Task requirements:
Set down the material below in full, matching it exactly.

Records to use:
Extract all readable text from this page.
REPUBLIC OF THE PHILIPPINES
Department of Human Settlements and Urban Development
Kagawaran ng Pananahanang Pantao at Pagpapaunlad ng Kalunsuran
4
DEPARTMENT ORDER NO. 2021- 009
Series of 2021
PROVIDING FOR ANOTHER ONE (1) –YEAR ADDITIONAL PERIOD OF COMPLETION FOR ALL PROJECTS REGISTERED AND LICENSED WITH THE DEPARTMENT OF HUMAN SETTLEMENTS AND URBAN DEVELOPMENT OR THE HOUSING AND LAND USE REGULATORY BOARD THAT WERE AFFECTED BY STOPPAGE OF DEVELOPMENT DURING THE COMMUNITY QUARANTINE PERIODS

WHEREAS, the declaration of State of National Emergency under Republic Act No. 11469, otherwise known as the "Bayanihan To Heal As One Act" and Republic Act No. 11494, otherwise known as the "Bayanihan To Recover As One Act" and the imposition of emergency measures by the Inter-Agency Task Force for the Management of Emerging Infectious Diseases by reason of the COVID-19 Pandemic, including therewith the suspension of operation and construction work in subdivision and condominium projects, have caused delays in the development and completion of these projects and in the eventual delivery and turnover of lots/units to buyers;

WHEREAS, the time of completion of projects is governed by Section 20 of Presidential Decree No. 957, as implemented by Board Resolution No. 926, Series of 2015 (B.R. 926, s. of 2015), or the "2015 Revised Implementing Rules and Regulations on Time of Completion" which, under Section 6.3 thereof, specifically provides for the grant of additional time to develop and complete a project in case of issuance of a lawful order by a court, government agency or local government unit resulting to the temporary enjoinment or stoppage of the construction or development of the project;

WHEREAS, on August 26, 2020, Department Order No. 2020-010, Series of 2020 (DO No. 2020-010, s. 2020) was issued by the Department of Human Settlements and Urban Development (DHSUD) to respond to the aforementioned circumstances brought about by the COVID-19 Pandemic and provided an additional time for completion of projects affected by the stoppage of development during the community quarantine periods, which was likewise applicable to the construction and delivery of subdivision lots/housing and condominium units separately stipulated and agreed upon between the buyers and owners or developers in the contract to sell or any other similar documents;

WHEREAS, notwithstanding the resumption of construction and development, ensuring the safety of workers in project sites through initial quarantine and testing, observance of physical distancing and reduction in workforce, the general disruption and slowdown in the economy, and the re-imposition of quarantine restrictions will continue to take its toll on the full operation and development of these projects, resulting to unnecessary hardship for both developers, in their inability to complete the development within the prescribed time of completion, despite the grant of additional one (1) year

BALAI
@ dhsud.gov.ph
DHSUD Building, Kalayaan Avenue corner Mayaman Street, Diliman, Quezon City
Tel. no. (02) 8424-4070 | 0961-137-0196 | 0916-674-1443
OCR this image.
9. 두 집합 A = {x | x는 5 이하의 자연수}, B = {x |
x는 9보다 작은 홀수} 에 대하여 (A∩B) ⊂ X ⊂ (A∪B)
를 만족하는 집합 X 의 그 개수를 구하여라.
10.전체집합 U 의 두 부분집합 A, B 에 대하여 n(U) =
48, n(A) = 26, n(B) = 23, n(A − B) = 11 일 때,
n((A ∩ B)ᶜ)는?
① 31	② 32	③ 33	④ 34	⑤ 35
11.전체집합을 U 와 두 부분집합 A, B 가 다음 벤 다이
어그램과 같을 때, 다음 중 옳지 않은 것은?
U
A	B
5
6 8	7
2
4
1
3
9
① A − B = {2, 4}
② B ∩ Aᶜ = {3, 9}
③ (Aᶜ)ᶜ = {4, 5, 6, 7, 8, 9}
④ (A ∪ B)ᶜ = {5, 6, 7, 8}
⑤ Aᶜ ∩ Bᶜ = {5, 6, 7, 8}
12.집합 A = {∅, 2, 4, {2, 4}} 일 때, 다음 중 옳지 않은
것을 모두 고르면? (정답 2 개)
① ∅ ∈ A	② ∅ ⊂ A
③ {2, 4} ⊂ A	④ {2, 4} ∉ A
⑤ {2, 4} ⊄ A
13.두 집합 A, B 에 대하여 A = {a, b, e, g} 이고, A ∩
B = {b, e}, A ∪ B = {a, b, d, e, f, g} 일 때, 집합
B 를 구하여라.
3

Solution to this problem:
Extract all readable text from this page.
REPUBLIC OF THE PHILIPPINES
Department of Human Settlements and Urban Development
Kagawaran ng Pananahanang Pantao at Pagpapaunlad ng Kalunsuran
4
DEPARTMENT ORDER NO. 2021- 009
Series of 2021
PROVIDING FOR ANOTHER ONE (1) –YEAR ADDITIONAL PERIOD OF COMPLETION FOR ALL PROJECTS REGISTERED AND LICENSED WITH THE DEPARTMENT OF HUMAN SETTLEMENTS AND URBAN DEVELOPMENT OR THE HOUSING AND LAND USE REGULATORY BOARD THAT WERE AFFECTED BY STOPPAGE OF DEVELOPMENT DURING THE COMMUNITY QUARANTINE PERIODS

WHEREAS, the declaration of State of National Emergency under Republic Act No. 11469, otherwise known as the "Bayanihan To Heal As One Act" and Republic Act No. 11494, otherwise known as the "Bayanihan To Recover As One Act" and the imposition of emergency measures by the Inter-Agency Task Force for the Management of Emerging Infectious Diseases by reason of the COVID-19 Pandemic, including therewith the suspension of operation and construction work in subdivision and condominium projects, have caused delays in the development and completion of these projects and in the eventual delivery and turnover of lots/units to buyers;

WHEREAS, the time of completion of projects is governed by Section 20 of Presidential Decree No. 957, as implemented by Board Resolution No. 926, Series of 2015 (B.R. 926, s. of 2015), or the "2015 Revised Implementing Rules and Regulations on Time of Completion" which, under Section 6.3 thereof, specifically provides for the grant of additional time to develop and complete a project in case of issuance of a lawful order by a court, government agency or local government unit resulting to the temporary enjoinment or stoppage of the construction or development of the project;

WHEREAS, on August 26, 2020, Department Order No. 2020-010, Series of 2020 (DO No. 2020-010, s. 2020) was issued by the Department of Human Settlements and Urban Development (DHSUD) to respond to the aforementioned circumstances brought about by the COVID-19 Pandemic and provided an additional time for completion of projects affected by the stoppage of development during the community quarantine periods, which was likewise applicable to the construction and delivery of subdivision lots/housing and condominium units separately stipulated and agreed upon between the buyers and owners or developers in the contract to sell or any other similar documents;

WHEREAS, notwithstanding the resumption of construction and development, ensuring the safety of workers in project sites through initial quarantine and testing, observance of physical distancing and reduction in workforce, the general disruption and slowdown in the economy, and the re-imposition of quarantine restrictions will continue to take its toll on the full operation and development of these projects, resulting to unnecessary hardship for both developers, in their inability to complete the development within the prescribed time of completion, despite the grant of additional one (1) year

BALAI
@ dhsud.gov.ph
DHSUD Building, Kalayaan Avenue corner Mayaman Street, Diliman, Quezon City
Tel. no. (02) 8424-4070 | 0961-137-0196 | 0916-674-1443
OCR this image.
9. 두 집합 A = {x | x는 5 이하의 자연수}, B = {x |
x는 9보다 작은 홀수} 에 대하여 (A∩B) ⊂ X ⊂ (A∪B)
를 만족하는 집합 X 의 그 개수를 구하여라.
10.전체집합 U 의 두 부분집합 A, B 에 대하여 n(U) =
48, n(A) = 26, n(B) = 23, n(A − B) = 11 일 때,
n((A ∩ B)ᶜ)는?
① 31	② 32	③ 33	④ 34	⑤ 35
11.전체집합을 U 와 두 부분집합 A, B 가 다음 벤 다이
어그램과 같을 때, 다음 중 옳지 않은 것은?
U
A	B
5
6 8	7
2
4
1
3
9
① A − B = {2, 4}
② B ∩ Aᶜ = {3, 9}
③ (Aᶜ)ᶜ = {4, 5, 6, 7, 8, 9}
④ (A ∪ B)ᶜ = {5, 6, 7, 8}
⑤ Aᶜ ∩ Bᶜ = {5, 6, 7, 8}
12.집합 A = {∅, 2, 4, {2, 4}} 일 때, 다음 중 옳지 않은
것을 모두 고르면? (정답 2 개)
① ∅ ∈ A	② ∅ ⊂ A
③ {2, 4} ⊂ A	④ {2, 4} ∉ A
⑤ {2, 4} ⊄ A
13.두 집합 A, B 에 대하여 A = {a, b, e, g} 이고, A ∩
B = {b, e}, A ∪ B = {a, b, d, e, f, g} 일 때, 집합
B 를 구하여라.
3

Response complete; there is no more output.